start

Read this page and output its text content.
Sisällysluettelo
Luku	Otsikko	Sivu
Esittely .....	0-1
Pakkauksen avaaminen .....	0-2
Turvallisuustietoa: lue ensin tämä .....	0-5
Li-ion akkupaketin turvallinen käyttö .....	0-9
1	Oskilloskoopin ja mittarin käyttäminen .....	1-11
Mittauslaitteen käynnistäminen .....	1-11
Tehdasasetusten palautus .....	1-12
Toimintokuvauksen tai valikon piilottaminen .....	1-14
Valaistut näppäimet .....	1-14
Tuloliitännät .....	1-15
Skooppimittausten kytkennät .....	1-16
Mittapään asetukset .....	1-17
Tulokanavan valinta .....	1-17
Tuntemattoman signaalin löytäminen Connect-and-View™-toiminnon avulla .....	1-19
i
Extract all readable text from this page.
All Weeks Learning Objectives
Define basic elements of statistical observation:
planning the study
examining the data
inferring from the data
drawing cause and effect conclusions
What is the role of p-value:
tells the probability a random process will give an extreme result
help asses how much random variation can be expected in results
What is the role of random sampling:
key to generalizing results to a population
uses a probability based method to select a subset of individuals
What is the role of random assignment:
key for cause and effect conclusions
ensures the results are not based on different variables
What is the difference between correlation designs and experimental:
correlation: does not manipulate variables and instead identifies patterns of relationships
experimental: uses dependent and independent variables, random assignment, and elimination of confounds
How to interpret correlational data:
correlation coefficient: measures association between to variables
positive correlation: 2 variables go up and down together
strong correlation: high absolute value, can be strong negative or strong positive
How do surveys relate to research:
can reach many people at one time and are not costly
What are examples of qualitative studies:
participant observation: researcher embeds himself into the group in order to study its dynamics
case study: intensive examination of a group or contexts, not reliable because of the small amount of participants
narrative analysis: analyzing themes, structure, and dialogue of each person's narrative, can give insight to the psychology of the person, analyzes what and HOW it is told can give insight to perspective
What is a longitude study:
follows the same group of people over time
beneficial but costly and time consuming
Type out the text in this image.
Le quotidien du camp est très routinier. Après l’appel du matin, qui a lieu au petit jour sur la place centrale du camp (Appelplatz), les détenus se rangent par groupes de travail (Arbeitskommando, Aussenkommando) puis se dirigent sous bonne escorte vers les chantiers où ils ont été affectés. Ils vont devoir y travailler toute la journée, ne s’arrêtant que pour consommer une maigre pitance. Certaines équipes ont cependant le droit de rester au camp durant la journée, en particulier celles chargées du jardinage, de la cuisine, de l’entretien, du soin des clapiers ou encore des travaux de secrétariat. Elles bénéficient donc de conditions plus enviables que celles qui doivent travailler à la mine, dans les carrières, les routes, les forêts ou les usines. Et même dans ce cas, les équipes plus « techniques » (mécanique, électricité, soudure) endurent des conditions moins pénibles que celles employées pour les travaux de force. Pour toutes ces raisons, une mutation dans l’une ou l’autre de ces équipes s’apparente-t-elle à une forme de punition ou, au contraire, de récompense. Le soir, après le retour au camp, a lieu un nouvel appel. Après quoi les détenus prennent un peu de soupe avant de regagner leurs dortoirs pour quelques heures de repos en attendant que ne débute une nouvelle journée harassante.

end

◆ **Task to carry out**
Transcribe every record above exactly as it appears.

◆ **Answer in full**
Read this page and output its text content.
Sisällysluettelo
Luku	Otsikko	Sivu
Esittely .....	0-1
Pakkauksen avaaminen .....	0-2
Turvallisuustietoa: lue ensin tämä .....	0-5
Li-ion akkupaketin turvallinen käyttö .....	0-9
1	Oskilloskoopin ja mittarin käyttäminen .....	1-11
Mittauslaitteen käynnistäminen .....	1-11
Tehdasasetusten palautus .....	1-12
Toimintokuvauksen tai valikon piilottaminen .....	1-14
Valaistut näppäimet .....	1-14
Tuloliitännät .....	1-15
Skooppimittausten kytkennät .....	1-16
Mittapään asetukset .....	1-17
Tulokanavan valinta .....	1-17
Tuntemattoman signaalin löytäminen Connect-and-View™-toiminnon avulla .....	1-19
i
Extract all readable text from this page.
All Weeks Learning Objectives
Define basic elements of statistical observation:
planning the study
examining the data
inferring from the data
drawing cause and effect conclusions
What is the role of p-value:
tells the probability a random process will give an extreme result
help asses how much random variation can be expected in results
What is the role of random sampling:
key to generalizing results to a population
uses a probability based method to select a subset of individuals
What is the role of random assignment:
key for cause and effect conclusions
ensures the results are not based on different variables
What is the difference between correlation designs and experimental:
correlation: does not manipulate variables and instead identifies patterns of relationships
experimental: uses dependent and independent variables, random assignment, and elimination of confounds
How to interpret correlational data:
correlation coefficient: measures association between to variables
positive correlation: 2 variables go up and down together
strong correlation: high absolute value, can be strong negative or strong positive
How do surveys relate to research:
can reach many people at one time and are not costly
What are examples of qualitative studies:
participant observation: researcher embeds himself into the group in order to study its dynamics
case study: intensive examination of a group or contexts, not reliable because of the small amount of participants
narrative analysis: analyzing themes, structure, and dialogue of each person's narrative, can give insight to the psychology of the person, analyzes what and HOW it is told can give insight to perspective
What is a longitude study:
follows the same group of people over time
beneficial but costly and time consuming
Type out the text in this image.
Le quotidien du camp est très routinier. Après l’appel du matin, qui a lieu au petit jour sur la place centrale du camp (Appelplatz), les détenus se rangent par groupes de travail (Arbeitskommando, Aussenkommando) puis se dirigent sous bonne escorte vers les chantiers où ils ont été affectés. Ils vont devoir y travailler toute la journée, ne s’arrêtant que pour consommer une maigre pitance. Certaines équipes ont cependant le droit de rester au camp durant la journée, en particulier celles chargées du jardinage, de la cuisine, de l’entretien, du soin des clapiers ou encore des travaux de secrétariat. Elles bénéficient donc de conditions plus enviables que celles qui doivent travailler à la mine, dans les carrières, les routes, les forêts ou les usines. Et même dans ce cas, les équipes plus « techniques » (mécanique, électricité, soudure) endurent des conditions moins pénibles que celles employées pour les travaux de force. Pour toutes ces raisons, une mutation dans l’une ou l’autre de ces équipes s’apparente-t-elle à une forme de punition ou, au contraire, de récompense. Le soir, après le retour au camp, a lieu un nouvel appel. Après quoi les détenus prennent un peu de soupe avant de regagner leurs dortoirs pour quelques heures de repos en attendant que ne débute une nouvelle journée harassante.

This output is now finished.